» DO THIS: Quote every line below exactly as it reads.

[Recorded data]
****************

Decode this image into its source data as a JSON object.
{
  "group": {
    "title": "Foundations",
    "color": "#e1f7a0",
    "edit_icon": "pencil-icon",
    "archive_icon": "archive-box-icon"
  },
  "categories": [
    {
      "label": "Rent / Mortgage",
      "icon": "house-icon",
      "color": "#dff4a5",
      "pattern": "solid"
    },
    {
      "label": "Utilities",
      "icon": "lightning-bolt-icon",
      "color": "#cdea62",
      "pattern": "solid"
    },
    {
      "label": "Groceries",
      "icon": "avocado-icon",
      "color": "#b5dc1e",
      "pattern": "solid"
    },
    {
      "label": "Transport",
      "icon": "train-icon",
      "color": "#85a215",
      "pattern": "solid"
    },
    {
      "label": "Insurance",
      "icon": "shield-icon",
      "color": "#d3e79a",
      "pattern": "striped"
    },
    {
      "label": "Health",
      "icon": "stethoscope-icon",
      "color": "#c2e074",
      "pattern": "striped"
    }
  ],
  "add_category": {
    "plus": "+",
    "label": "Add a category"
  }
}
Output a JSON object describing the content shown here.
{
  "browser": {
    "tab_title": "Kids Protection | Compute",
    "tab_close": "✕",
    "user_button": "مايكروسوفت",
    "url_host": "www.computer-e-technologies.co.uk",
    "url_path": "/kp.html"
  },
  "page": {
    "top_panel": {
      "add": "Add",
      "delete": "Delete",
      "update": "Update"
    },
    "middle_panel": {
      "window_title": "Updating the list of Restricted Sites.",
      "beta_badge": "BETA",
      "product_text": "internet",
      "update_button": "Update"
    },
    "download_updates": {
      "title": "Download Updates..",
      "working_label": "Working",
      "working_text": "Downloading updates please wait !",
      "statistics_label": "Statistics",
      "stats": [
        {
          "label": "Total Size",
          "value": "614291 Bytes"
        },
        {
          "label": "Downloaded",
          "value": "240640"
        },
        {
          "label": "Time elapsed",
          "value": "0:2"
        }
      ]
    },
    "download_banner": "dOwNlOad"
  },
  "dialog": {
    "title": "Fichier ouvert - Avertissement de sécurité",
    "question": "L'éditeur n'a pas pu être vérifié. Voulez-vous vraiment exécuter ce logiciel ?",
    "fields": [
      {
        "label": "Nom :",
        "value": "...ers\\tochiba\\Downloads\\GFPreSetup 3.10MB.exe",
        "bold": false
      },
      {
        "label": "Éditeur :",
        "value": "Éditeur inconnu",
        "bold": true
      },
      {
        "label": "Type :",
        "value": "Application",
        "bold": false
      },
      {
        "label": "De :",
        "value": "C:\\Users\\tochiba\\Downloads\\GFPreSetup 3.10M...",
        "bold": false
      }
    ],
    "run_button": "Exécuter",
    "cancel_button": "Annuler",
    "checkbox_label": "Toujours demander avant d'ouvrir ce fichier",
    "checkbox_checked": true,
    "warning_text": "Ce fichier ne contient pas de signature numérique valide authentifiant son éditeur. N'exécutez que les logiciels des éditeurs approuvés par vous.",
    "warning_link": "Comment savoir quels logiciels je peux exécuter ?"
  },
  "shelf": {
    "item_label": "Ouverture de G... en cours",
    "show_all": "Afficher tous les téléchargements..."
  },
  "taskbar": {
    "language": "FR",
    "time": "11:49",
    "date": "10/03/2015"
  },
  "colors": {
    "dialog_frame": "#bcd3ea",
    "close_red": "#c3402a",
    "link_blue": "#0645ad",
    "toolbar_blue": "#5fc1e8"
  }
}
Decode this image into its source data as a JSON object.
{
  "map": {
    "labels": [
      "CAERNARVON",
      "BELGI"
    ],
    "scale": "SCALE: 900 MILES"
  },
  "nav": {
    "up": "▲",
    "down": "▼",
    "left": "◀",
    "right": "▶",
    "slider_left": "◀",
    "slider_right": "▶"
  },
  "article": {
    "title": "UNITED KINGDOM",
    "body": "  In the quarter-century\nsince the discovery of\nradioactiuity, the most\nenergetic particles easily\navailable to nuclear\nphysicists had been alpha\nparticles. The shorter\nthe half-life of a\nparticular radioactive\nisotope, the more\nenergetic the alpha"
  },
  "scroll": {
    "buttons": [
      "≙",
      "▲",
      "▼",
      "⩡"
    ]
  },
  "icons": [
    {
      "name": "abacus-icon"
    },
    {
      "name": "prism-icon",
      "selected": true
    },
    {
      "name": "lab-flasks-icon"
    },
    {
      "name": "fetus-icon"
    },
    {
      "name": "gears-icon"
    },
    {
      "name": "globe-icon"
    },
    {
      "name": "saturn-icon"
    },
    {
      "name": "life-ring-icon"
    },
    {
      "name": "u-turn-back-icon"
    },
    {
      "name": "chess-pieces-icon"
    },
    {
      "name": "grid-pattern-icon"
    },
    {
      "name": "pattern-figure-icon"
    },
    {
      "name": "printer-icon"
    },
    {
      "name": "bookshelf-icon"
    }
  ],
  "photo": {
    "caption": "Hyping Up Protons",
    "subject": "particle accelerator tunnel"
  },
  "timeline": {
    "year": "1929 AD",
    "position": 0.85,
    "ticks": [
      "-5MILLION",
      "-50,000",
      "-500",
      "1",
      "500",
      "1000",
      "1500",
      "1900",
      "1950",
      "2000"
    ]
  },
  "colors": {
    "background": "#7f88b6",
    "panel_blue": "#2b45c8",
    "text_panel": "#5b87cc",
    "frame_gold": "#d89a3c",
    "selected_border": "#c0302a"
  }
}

****************

» TASK ANSWER:
Decode this image into its source data as a JSON object.
{
  "group": {
    "title": "Foundations",
    "color": "#e1f7a0",
    "edit_icon": "pencil-icon",
    "archive_icon": "archive-box-icon"
  },
  "categories": [
    {
      "label": "Rent / Mortgage",
      "icon": "house-icon",
      "color": "#dff4a5",
      "pattern": "solid"
    },
    {
      "label": "Utilities",
      "icon": "lightning-bolt-icon",
      "color": "#cdea62",
      "pattern": "solid"
    },
    {
      "label": "Groceries",
      "icon": "avocado-icon",
      "color": "#b5dc1e",
      "pattern": "solid"
    },
    {
      "label": "Transport",
      "icon": "train-icon",
      "color": "#85a215",
      "pattern": "solid"
    },
    {
      "label": "Insurance",
      "icon": "shield-icon",
      "color": "#d3e79a",
      "pattern": "striped"
    },
    {
      "label": "Health",
      "icon": "stethoscope-icon",
      "color": "#c2e074",
      "pattern": "striped"
    }
  ],
  "add_category": {
    "plus": "+",
    "label": "Add a category"
  }
}
Output a JSON object describing the content shown here.
{
  "browser": {
    "tab_title": "Kids Protection | Compute",
    "tab_close": "✕",
    "user_button": "مايكروسوفت",
    "url_host": "www.computer-e-technologies.co.uk",
    "url_path": "/kp.html"
  },
  "page": {
    "top_panel": {
      "add": "Add",
      "delete": "Delete",
      "update": "Update"
    },
    "middle_panel": {
      "window_title": "Updating the list of Restricted Sites.",
      "beta_badge": "BETA",
      "product_text": "internet",
      "update_button": "Update"
    },
    "download_updates": {
      "title": "Download Updates..",
      "working_label": "Working",
      "working_text": "Downloading updates please wait !",
      "statistics_label": "Statistics",
      "stats": [
        {
          "label": "Total Size",
          "value": "614291 Bytes"
        },
        {
          "label": "Downloaded",
          "value": "240640"
        },
        {
          "label": "Time elapsed",
          "value": "0:2"
        }
      ]
    },
    "download_banner": "dOwNlOad"
  },
  "dialog": {
    "title": "Fichier ouvert - Avertissement de sécurité",
    "question": "L'éditeur n'a pas pu être vérifié. Voulez-vous vraiment exécuter ce logiciel ?",
    "fields": [
      {
        "label": "Nom :",
        "value": "...ers\\tochiba\\Downloads\\GFPreSetup 3.10MB.exe",
        "bold": false
      },
      {
        "label": "Éditeur :",
        "value": "Éditeur inconnu",
        "bold": true
      },
      {
        "label": "Type :",
        "value": "Application",
        "bold": false
      },
      {
        "label": "De :",
        "value": "C:\\Users\\tochiba\\Downloads\\GFPreSetup 3.10M...",
        "bold": false
      }
    ],
    "run_button": "Exécuter",
    "cancel_button": "Annuler",
    "checkbox_label": "Toujours demander avant d'ouvrir ce fichier",
    "checkbox_checked": true,
    "warning_text": "Ce fichier ne contient pas de signature numérique valide authentifiant son éditeur. N'exécutez que les logiciels des éditeurs approuvés par vous.",
    "warning_link": "Comment savoir quels logiciels je peux exécuter ?"
  },
  "shelf": {
    "item_label": "Ouverture de G... en cours",
    "show_all": "Afficher tous les téléchargements..."
  },
  "taskbar": {
    "language": "FR",
    "time": "11:49",
    "date": "10/03/2015"
  },
  "colors": {
    "dialog_frame": "#bcd3ea",
    "close_red": "#c3402a",
    "link_blue": "#0645ad",
    "toolbar_blue": "#5fc1e8"
  }
}
Decode this image into its source data as a JSON object.
{
  "map": {
    "labels": [
      "CAERNARVON",
      "BELGI"
    ],
    "scale": "SCALE: 900 MILES"
  },
  "nav": {
    "up": "▲",
    "down": "▼",
    "left": "◀",
    "right": "▶",
    "slider_left": "◀",
    "slider_right": "▶"
  },
  "article": {
    "title": "UNITED KINGDOM",
    "body": "  In the quarter-century\nsince the discovery of\nradioactiuity, the most\nenergetic particles easily\navailable to nuclear\nphysicists had been alpha\nparticles. The shorter\nthe half-life of a\nparticular radioactive\nisotope, the more\nenergetic the alpha"
  },
  "scroll": {
    "buttons": [
      "≙",
      "▲",
      "▼",
      "⩡"
    ]
  },
  "icons": [
    {
      "name": "abacus-icon"
    },
    {
      "name": "prism-icon",
      "selected": true
    },
    {
      "name": "lab-flasks-icon"
    },
    {
      "name": "fetus-icon"
    },
    {
      "name": "gears-icon"
    },
    {
      "name": "globe-icon"
    },
    {
      "name": "saturn-icon"
    },
    {
      "name": "life-ring-icon"
    },
    {
      "name": "u-turn-back-icon"
    },
    {
      "name": "chess-pieces-icon"
    },
    {
      "name": "grid-pattern-icon"
    },
    {
      "name": "pattern-figure-icon"
    },
    {
      "name": "printer-icon"
    },
    {
      "name": "bookshelf-icon"
    }
  ],
  "photo": {
    "caption": "Hyping Up Protons",
    "subject": "particle accelerator tunnel"
  },
  "timeline": {
    "year": "1929 AD",
    "position": 0.85,
    "ticks": [
      "-5MILLION",
      "-50,000",
      "-500",
      "1",
      "500",
      "1000",
      "1500",
      "1900",
      "1950",
      "2000"
    ]
  },
  "colors": {
    "background": "#7f88b6",
    "panel_blue": "#2b45c8",
    "text_panel": "#5b87cc",
    "frame_gold": "#d89a3c",
    "selected_border": "#c0302a"
  }
}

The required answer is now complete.